_WHAT TO PRODUCE_
Count up the lines in the following listing that hold the word "title", then give only that count.

_EXTRACTED MATERIAL_
* * * * *
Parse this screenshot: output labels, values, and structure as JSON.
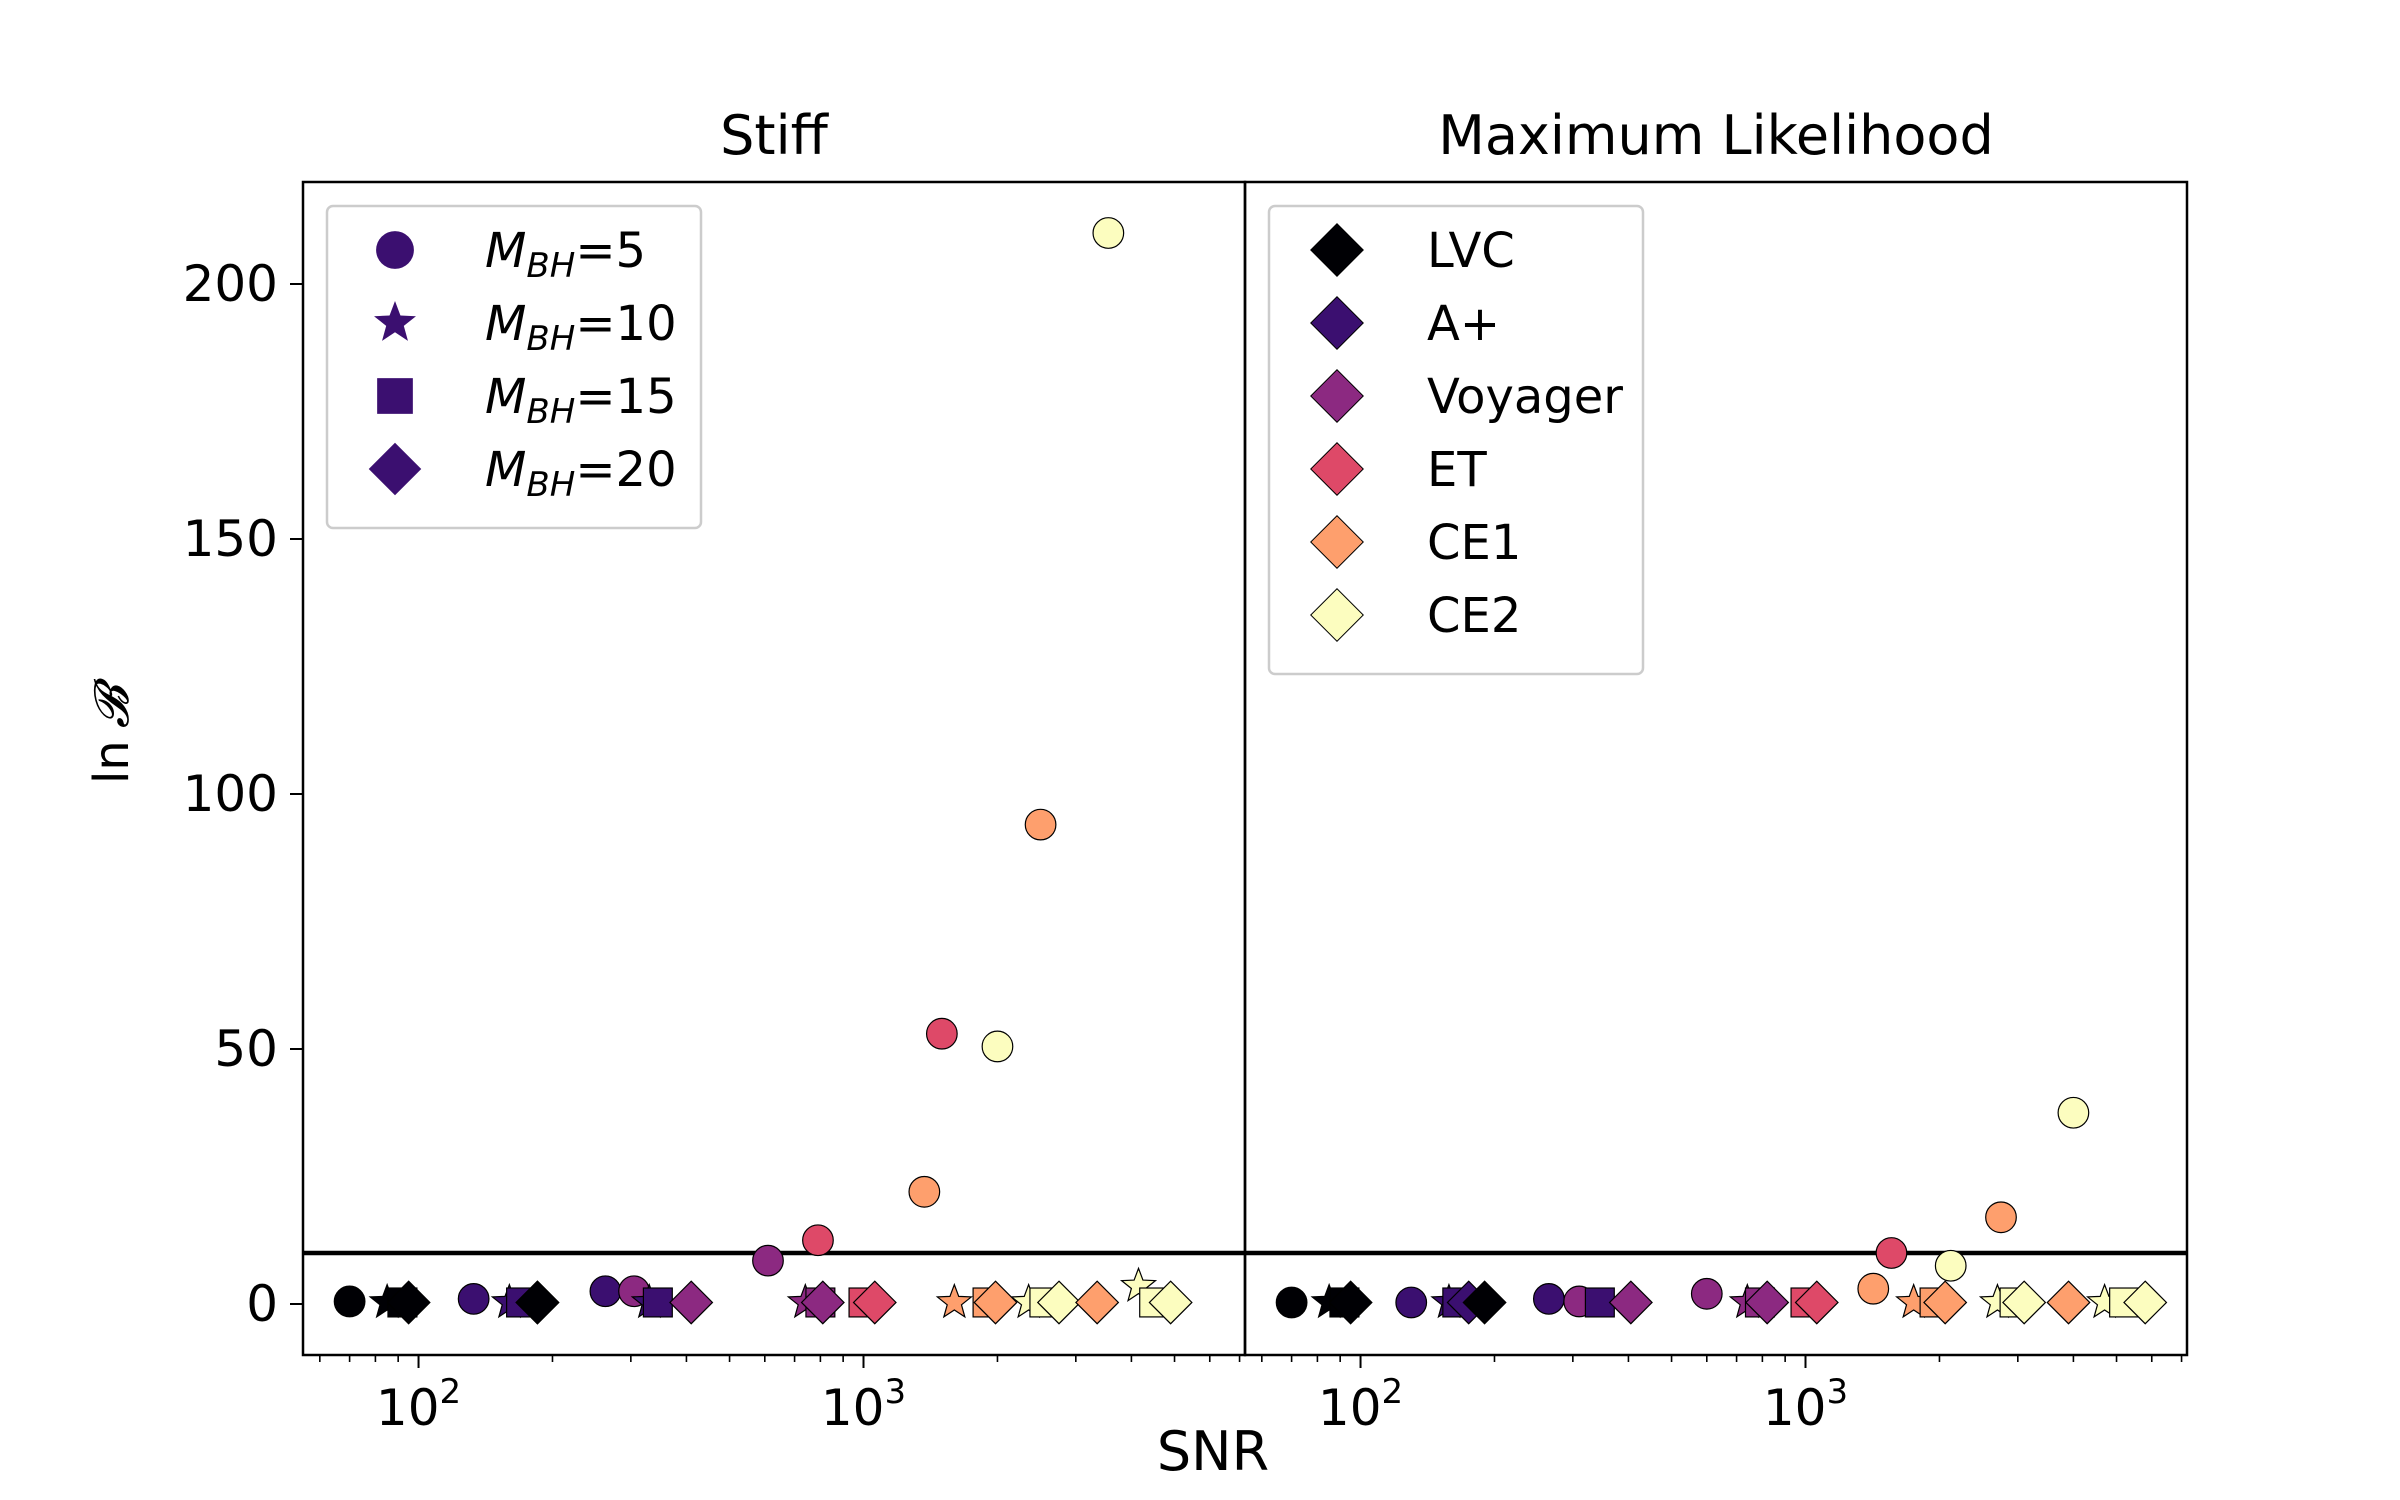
{
  "figure": {
    "xlabel": "SNR",
    "ylabel_prefix": "ln",
    "ylabel_symbol": "𝓑"
  },
  "threshold": 10,
  "chart_data": [
    {
      "type": "scatter",
      "title": "Stiff",
      "xscale": "log",
      "xlim": [
        55,
        7200
      ],
      "ylim": [
        -10,
        220
      ],
      "yticks": [
        0,
        50,
        100,
        150,
        200
      ],
      "xticks": [
        {
          "value": 100,
          "base": "10",
          "exp": "2"
        },
        {
          "value": 1000,
          "base": "10",
          "exp": "3"
        }
      ],
      "legend": {
        "placement": "upper-left",
        "title": "",
        "entries": [
          {
            "marker": "circle",
            "label_sym": "M",
            "label_sub": "BH",
            "label_val": "=5"
          },
          {
            "marker": "star",
            "label_sym": "M",
            "label_sub": "BH",
            "label_val": "=10"
          },
          {
            "marker": "square",
            "label_sym": "M",
            "label_sub": "BH",
            "label_val": "=15"
          },
          {
            "marker": "diamond",
            "label_sym": "M",
            "label_sub": "BH",
            "label_val": "=20"
          }
        ]
      },
      "points": [
        {
          "detector": "LVC",
          "marker": "circle",
          "x": 70,
          "y": 0.5
        },
        {
          "detector": "LVC",
          "marker": "star",
          "x": 85,
          "y": 0.3
        },
        {
          "detector": "LVC",
          "marker": "square",
          "x": 92,
          "y": 0.3
        },
        {
          "detector": "LVC",
          "marker": "diamond",
          "x": 95,
          "y": 0.3
        },
        {
          "detector": "A+",
          "marker": "circle",
          "x": 133,
          "y": 1.0
        },
        {
          "detector": "A+",
          "marker": "star",
          "x": 160,
          "y": 0.3
        },
        {
          "detector": "A+",
          "marker": "square",
          "x": 170,
          "y": 0.3
        },
        {
          "detector": "A+",
          "marker": "diamond",
          "x": 185,
          "y": 0.3
        },
        {
          "detector": "LVC",
          "marker": "diamond",
          "x": 185,
          "y": 0.3
        },
        {
          "detector": "A+",
          "marker": "circle",
          "x": 263,
          "y": 2.5
        },
        {
          "detector": "Voyager",
          "marker": "circle",
          "x": 305,
          "y": 2.5
        },
        {
          "detector": "A+",
          "marker": "star",
          "x": 330,
          "y": 0.3
        },
        {
          "detector": "A+",
          "marker": "square",
          "x": 345,
          "y": 0.3
        },
        {
          "detector": "Voyager",
          "marker": "diamond",
          "x": 410,
          "y": 0.3
        },
        {
          "detector": "Voyager",
          "marker": "circle",
          "x": 610,
          "y": 8.5
        },
        {
          "detector": "Voyager",
          "marker": "star",
          "x": 740,
          "y": 0.3
        },
        {
          "detector": "ET",
          "marker": "circle",
          "x": 790,
          "y": 12.5
        },
        {
          "detector": "Voyager",
          "marker": "square",
          "x": 800,
          "y": 0.3
        },
        {
          "detector": "Voyager",
          "marker": "diamond",
          "x": 810,
          "y": 0.3
        },
        {
          "detector": "ET",
          "marker": "square",
          "x": 1000,
          "y": 0.3
        },
        {
          "detector": "ET",
          "marker": "diamond",
          "x": 1060,
          "y": 0.3
        },
        {
          "detector": "CE1",
          "marker": "circle",
          "x": 1370,
          "y": 22
        },
        {
          "detector": "ET",
          "marker": "circle",
          "x": 1500,
          "y": 53
        },
        {
          "detector": "CE1",
          "marker": "star",
          "x": 1600,
          "y": 0.3
        },
        {
          "detector": "CE1",
          "marker": "square",
          "x": 1900,
          "y": 0.3
        },
        {
          "detector": "CE2",
          "marker": "circle",
          "x": 2000,
          "y": 50.5
        },
        {
          "detector": "CE1",
          "marker": "diamond",
          "x": 1980,
          "y": 0.3
        },
        {
          "detector": "CE2",
          "marker": "star",
          "x": 2350,
          "y": 0.3
        },
        {
          "detector": "CE1",
          "marker": "circle",
          "x": 2500,
          "y": 94
        },
        {
          "detector": "CE2",
          "marker": "square",
          "x": 2550,
          "y": 0.3
        },
        {
          "detector": "CE2",
          "marker": "diamond",
          "x": 2750,
          "y": 0.3
        },
        {
          "detector": "CE1",
          "marker": "diamond",
          "x": 3350,
          "y": 0.3
        },
        {
          "detector": "CE2",
          "marker": "circle",
          "x": 3550,
          "y": 210
        },
        {
          "detector": "CE2",
          "marker": "star",
          "x": 4150,
          "y": 3.5
        },
        {
          "detector": "CE2",
          "marker": "square",
          "x": 4500,
          "y": 0.3
        },
        {
          "detector": "CE2",
          "marker": "diamond",
          "x": 4900,
          "y": 0.3
        }
      ]
    },
    {
      "type": "scatter",
      "title": "Maximum Likelihood",
      "xscale": "log",
      "xlim": [
        55,
        7200
      ],
      "ylim": [
        -10,
        220
      ],
      "yticks": [
        0,
        50,
        100,
        150,
        200
      ],
      "xticks": [
        {
          "value": 100,
          "base": "10",
          "exp": "2"
        },
        {
          "value": 1000,
          "base": "10",
          "exp": "3"
        }
      ],
      "legend": {
        "placement": "upper-left",
        "title": "",
        "entries": [
          {
            "marker": "diamond",
            "detector": "LVC",
            "label": "LVC"
          },
          {
            "marker": "diamond",
            "detector": "A+",
            "label": "A+"
          },
          {
            "marker": "diamond",
            "detector": "Voyager",
            "label": "Voyager"
          },
          {
            "marker": "diamond",
            "detector": "ET",
            "label": "ET"
          },
          {
            "marker": "diamond",
            "detector": "CE1",
            "label": "CE1"
          },
          {
            "marker": "diamond",
            "detector": "CE2",
            "label": "CE2"
          }
        ]
      },
      "points": [
        {
          "detector": "LVC",
          "marker": "circle",
          "x": 70,
          "y": 0.3
        },
        {
          "detector": "LVC",
          "marker": "star",
          "x": 85,
          "y": 0.3
        },
        {
          "detector": "LVC",
          "marker": "square",
          "x": 92,
          "y": 0.3
        },
        {
          "detector": "LVC",
          "marker": "diamond",
          "x": 95,
          "y": 0.3
        },
        {
          "detector": "A+",
          "marker": "circle",
          "x": 130,
          "y": 0.3
        },
        {
          "detector": "A+",
          "marker": "star",
          "x": 158,
          "y": 0.3
        },
        {
          "detector": "A+",
          "marker": "square",
          "x": 165,
          "y": 0.3
        },
        {
          "detector": "A+",
          "marker": "diamond",
          "x": 175,
          "y": 0.3
        },
        {
          "detector": "LVC",
          "marker": "diamond",
          "x": 190,
          "y": 0.3
        },
        {
          "detector": "A+",
          "marker": "circle",
          "x": 265,
          "y": 1.0
        },
        {
          "detector": "Voyager",
          "marker": "circle",
          "x": 310,
          "y": 0.5
        },
        {
          "detector": "A+",
          "marker": "square",
          "x": 345,
          "y": 0.3
        },
        {
          "detector": "Voyager",
          "marker": "diamond",
          "x": 405,
          "y": 0.3
        },
        {
          "detector": "Voyager",
          "marker": "circle",
          "x": 600,
          "y": 2.0
        },
        {
          "detector": "Voyager",
          "marker": "star",
          "x": 740,
          "y": 0.3
        },
        {
          "detector": "Voyager",
          "marker": "square",
          "x": 790,
          "y": 0.3
        },
        {
          "detector": "Voyager",
          "marker": "diamond",
          "x": 820,
          "y": 0.3
        },
        {
          "detector": "ET",
          "marker": "square",
          "x": 1000,
          "y": 0.3
        },
        {
          "detector": "ET",
          "marker": "diamond",
          "x": 1060,
          "y": 0.3
        },
        {
          "detector": "CE1",
          "marker": "circle",
          "x": 1420,
          "y": 3.0
        },
        {
          "detector": "ET",
          "marker": "circle",
          "x": 1560,
          "y": 10
        },
        {
          "detector": "CE1",
          "marker": "star",
          "x": 1750,
          "y": 0.3
        },
        {
          "detector": "CE1",
          "marker": "square",
          "x": 1950,
          "y": 0.3
        },
        {
          "detector": "CE2",
          "marker": "circle",
          "x": 2120,
          "y": 7.5
        },
        {
          "detector": "CE1",
          "marker": "diamond",
          "x": 2060,
          "y": 0.3
        },
        {
          "detector": "CE2",
          "marker": "star",
          "x": 2700,
          "y": 0.3
        },
        {
          "detector": "CE1",
          "marker": "circle",
          "x": 2750,
          "y": 17
        },
        {
          "detector": "CE2",
          "marker": "square",
          "x": 2950,
          "y": 0.3
        },
        {
          "detector": "CE2",
          "marker": "diamond",
          "x": 3100,
          "y": 0.3
        },
        {
          "detector": "CE1",
          "marker": "diamond",
          "x": 3900,
          "y": 0.3
        },
        {
          "detector": "CE2",
          "marker": "circle",
          "x": 4000,
          "y": 37.5
        },
        {
          "detector": "CE2",
          "marker": "star",
          "x": 4700,
          "y": 0.3
        },
        {
          "detector": "CE2",
          "marker": "square",
          "x": 5200,
          "y": 0.3
        },
        {
          "detector": "CE2",
          "marker": "diamond",
          "x": 5800,
          "y": 0.3
        }
      ]
    }
  ],
  "colors": {
    "LVC": "#000004",
    "A+": "#3b0f70",
    "Voyager": "#8c2981",
    "ET": "#de4968",
    "CE1": "#fe9f6d",
    "CE2": "#fcfdbf",
    "legend_m_marker": "#3b0f70",
    "axis": "#000000",
    "legend_border": "#cccccc"
  }
}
* * * * *
_OUTPUT OF THE EXERCISE_
4